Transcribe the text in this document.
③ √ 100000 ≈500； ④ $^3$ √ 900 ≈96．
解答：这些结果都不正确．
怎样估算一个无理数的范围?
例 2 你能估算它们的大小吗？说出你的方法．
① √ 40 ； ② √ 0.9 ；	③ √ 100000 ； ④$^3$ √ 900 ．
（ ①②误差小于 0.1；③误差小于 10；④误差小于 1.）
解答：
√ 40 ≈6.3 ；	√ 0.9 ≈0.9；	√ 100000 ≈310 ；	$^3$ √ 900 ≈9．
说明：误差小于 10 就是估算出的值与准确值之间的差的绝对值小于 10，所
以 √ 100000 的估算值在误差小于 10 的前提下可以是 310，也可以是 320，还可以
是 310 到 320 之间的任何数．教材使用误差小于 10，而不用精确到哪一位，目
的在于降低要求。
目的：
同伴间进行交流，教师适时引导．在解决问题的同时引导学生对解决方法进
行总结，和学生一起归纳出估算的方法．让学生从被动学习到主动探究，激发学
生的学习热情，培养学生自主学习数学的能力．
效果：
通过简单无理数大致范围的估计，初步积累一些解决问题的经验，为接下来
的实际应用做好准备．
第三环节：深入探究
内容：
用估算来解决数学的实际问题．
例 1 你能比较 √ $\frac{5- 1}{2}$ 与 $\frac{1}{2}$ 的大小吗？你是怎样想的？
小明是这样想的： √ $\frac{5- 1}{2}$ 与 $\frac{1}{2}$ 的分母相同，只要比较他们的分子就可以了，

· · · ·

### [Stated goal]
Go through the records above and retype each one exactly.

### [Solved problem]
Transcribe the text in this document.
③ √ 100000 ≈500； ④ $^3$ √ 900 ≈96．
解答：这些结果都不正确．
怎样估算一个无理数的范围?
例 2 你能估算它们的大小吗？说出你的方法．
① √ 40 ； ② √ 0.9 ；	③ √ 100000 ； ④$^3$ √ 900 ．
（ ①②误差小于 0.1；③误差小于 10；④误差小于 1.）
解答：
√ 40 ≈6.3 ；	√ 0.9 ≈0.9；	√ 100000 ≈310 ；	$^3$ √ 900 ≈9．
说明：误差小于 10 就是估算出的值与准确值之间的差的绝对值小于 10，所
以 √ 100000 的估算值在误差小于 10 的前提下可以是 310，也可以是 320，还可以
是 310 到 320 之间的任何数．教材使用误差小于 10，而不用精确到哪一位，目
的在于降低要求。
目的：
同伴间进行交流，教师适时引导．在解决问题的同时引导学生对解决方法进
行总结，和学生一起归纳出估算的方法．让学生从被动学习到主动探究，激发学
生的学习热情，培养学生自主学习数学的能力．
效果：
通过简单无理数大致范围的估计，初步积累一些解决问题的经验，为接下来
的实际应用做好准备．
第三环节：深入探究
内容：
用估算来解决数学的实际问题．
例 1 你能比较 √ $\frac{5- 1}{2}$ 与 $\frac{1}{2}$ 的大小吗？你是怎样想的？
小明是这样想的： √ $\frac{5- 1}{2}$ 与 $\frac{1}{2}$ 的分母相同，只要比较他们的分子就可以了，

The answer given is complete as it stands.